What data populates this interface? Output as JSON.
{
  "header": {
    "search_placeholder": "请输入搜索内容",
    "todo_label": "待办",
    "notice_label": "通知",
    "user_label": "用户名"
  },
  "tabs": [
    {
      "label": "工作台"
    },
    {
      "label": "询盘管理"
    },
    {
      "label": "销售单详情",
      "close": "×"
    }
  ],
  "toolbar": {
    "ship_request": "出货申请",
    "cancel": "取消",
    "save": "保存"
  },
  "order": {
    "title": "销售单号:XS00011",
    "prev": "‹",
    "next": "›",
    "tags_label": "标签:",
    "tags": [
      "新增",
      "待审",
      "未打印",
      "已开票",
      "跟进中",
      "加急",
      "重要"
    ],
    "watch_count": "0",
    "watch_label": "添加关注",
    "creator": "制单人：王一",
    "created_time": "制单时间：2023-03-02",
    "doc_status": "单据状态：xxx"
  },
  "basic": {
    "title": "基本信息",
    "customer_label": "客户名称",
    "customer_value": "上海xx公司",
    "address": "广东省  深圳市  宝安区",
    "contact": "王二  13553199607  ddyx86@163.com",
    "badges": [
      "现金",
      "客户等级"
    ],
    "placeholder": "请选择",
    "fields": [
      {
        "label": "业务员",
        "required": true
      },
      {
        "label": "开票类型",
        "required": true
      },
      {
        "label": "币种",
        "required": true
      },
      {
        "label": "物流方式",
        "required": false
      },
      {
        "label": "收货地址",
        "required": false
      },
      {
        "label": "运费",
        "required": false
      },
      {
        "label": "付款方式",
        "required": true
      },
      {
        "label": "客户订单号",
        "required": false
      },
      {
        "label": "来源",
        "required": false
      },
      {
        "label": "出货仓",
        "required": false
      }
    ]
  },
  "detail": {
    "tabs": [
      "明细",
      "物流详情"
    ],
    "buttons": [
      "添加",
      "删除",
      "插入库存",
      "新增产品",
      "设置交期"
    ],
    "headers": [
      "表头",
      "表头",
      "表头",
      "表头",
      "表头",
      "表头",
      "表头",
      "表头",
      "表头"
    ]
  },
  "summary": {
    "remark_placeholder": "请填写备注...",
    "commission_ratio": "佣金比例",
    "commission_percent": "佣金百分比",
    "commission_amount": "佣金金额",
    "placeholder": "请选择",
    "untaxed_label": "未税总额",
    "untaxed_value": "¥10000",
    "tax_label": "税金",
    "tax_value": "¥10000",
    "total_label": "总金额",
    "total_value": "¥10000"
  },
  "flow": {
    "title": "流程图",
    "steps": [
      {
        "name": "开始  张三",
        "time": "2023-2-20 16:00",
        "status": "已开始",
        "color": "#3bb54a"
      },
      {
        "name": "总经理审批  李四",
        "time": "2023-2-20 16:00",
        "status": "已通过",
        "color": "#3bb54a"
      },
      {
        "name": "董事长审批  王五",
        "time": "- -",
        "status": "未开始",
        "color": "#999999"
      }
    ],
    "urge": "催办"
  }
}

---

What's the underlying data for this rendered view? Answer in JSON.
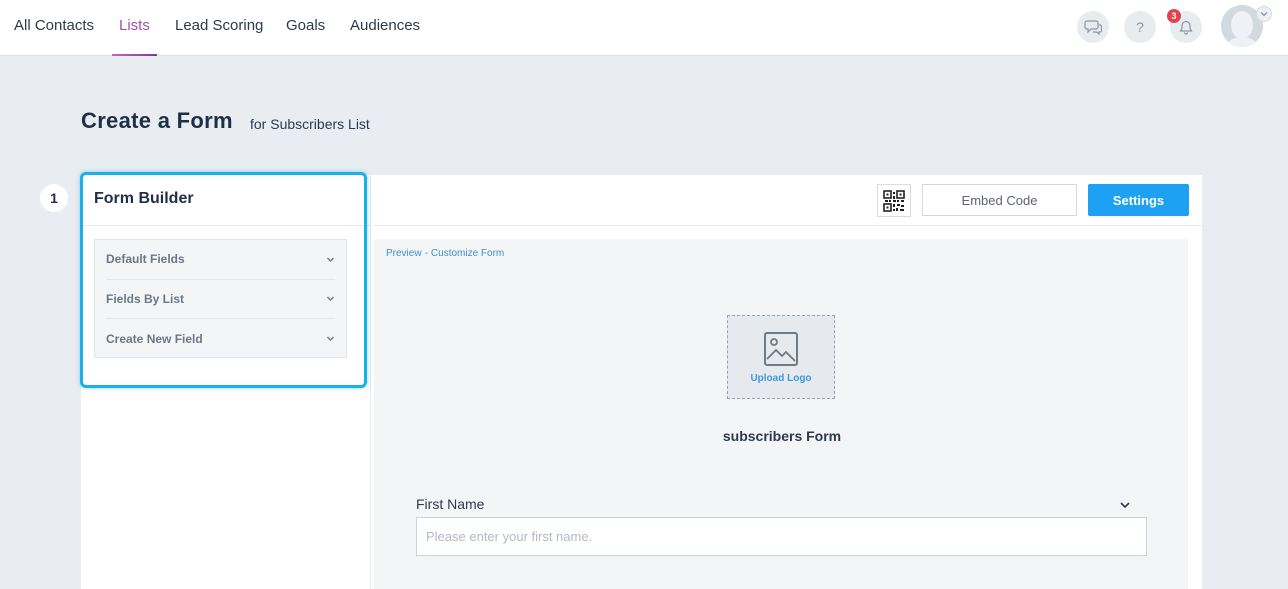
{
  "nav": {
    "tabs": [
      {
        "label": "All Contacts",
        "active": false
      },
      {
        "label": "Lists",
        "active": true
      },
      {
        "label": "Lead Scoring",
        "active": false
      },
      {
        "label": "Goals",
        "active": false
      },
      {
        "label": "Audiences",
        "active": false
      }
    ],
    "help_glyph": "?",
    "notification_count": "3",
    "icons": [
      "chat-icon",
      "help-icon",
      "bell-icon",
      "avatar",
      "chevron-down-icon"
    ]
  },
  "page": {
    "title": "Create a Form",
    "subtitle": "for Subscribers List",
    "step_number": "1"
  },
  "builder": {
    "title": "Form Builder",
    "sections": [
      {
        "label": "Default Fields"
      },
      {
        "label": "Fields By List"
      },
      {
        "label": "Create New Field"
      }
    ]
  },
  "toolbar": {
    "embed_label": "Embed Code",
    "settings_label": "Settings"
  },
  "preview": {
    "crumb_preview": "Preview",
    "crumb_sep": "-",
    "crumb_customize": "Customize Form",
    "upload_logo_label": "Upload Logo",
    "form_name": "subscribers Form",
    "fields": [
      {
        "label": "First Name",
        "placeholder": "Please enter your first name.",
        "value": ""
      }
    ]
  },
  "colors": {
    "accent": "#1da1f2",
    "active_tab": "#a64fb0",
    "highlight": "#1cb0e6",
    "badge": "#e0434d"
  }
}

--

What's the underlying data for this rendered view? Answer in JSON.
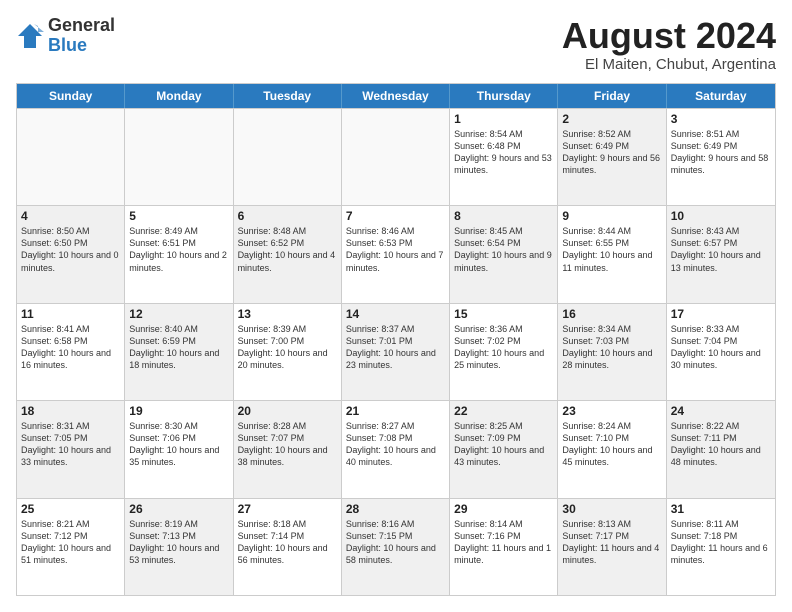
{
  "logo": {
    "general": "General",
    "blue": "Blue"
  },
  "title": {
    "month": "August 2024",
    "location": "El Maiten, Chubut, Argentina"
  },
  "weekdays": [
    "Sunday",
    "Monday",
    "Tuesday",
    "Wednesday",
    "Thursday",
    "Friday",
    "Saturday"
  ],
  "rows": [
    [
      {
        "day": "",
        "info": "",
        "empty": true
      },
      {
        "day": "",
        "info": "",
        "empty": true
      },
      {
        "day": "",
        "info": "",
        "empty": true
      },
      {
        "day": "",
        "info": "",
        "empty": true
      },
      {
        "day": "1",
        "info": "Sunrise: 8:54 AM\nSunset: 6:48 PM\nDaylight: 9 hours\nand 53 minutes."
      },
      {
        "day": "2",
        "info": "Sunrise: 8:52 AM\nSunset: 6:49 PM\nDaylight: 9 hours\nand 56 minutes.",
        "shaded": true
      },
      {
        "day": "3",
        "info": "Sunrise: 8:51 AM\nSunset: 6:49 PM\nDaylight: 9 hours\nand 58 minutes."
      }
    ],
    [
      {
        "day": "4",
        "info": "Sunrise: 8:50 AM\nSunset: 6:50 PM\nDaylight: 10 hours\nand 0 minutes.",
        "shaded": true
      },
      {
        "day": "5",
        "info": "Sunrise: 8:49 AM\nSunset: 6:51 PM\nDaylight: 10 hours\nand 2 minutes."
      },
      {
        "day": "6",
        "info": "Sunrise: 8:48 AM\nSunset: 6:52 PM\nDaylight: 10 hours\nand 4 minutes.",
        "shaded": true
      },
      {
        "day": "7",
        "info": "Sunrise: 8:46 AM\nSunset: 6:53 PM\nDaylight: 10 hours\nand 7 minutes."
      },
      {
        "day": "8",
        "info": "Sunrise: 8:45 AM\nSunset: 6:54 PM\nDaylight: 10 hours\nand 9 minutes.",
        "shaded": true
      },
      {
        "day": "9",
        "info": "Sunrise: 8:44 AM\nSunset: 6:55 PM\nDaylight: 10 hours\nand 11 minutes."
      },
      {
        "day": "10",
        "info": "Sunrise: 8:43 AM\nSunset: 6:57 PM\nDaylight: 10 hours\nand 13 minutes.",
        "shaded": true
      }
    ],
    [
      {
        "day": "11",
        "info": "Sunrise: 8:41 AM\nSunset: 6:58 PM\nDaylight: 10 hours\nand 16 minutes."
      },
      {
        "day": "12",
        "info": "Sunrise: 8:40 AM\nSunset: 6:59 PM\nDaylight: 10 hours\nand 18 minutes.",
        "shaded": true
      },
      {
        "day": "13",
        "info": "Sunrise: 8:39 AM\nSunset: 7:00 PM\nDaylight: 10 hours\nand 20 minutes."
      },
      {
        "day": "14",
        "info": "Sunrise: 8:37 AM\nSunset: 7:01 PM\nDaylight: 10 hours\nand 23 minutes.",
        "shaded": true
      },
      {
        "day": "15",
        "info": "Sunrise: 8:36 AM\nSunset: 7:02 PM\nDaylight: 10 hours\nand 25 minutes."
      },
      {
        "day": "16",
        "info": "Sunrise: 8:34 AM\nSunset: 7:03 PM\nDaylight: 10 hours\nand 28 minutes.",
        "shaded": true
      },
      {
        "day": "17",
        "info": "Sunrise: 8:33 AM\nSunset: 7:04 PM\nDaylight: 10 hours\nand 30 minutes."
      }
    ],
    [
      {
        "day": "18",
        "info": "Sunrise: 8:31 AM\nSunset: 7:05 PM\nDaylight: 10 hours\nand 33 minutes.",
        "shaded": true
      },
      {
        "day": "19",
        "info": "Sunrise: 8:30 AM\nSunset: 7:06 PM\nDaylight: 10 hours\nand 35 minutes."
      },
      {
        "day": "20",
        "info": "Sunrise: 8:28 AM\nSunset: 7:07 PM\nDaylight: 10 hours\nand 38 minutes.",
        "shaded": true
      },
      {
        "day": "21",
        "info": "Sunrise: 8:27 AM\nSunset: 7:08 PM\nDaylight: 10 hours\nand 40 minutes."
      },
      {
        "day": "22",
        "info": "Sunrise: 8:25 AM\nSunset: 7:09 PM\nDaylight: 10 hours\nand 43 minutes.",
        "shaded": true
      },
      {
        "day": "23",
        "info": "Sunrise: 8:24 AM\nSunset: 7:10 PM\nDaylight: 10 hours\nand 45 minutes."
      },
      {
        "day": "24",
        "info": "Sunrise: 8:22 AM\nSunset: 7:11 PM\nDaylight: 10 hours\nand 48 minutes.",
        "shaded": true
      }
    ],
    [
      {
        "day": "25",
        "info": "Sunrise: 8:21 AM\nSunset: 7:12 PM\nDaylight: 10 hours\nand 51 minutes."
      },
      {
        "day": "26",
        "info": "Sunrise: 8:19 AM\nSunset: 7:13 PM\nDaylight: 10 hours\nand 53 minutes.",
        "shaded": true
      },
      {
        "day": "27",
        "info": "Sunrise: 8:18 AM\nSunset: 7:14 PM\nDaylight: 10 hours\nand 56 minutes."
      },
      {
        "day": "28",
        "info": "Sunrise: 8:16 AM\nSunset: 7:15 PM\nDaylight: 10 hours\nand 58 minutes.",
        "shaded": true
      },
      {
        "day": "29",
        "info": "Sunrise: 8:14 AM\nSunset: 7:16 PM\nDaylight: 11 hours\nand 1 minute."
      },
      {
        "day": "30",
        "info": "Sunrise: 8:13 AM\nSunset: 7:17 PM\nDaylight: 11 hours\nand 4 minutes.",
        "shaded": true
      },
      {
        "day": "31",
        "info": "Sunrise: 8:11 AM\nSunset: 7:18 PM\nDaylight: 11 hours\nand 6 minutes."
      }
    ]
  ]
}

== GOAL ==
Return each line with "Form".

== SOLUTION TO THIS PROBLEM ==
    "title": "Create a Form",
    "title": "Form Builder",
    "crumb_customize": "Customize Form",
    "form_name": "subscribers Form",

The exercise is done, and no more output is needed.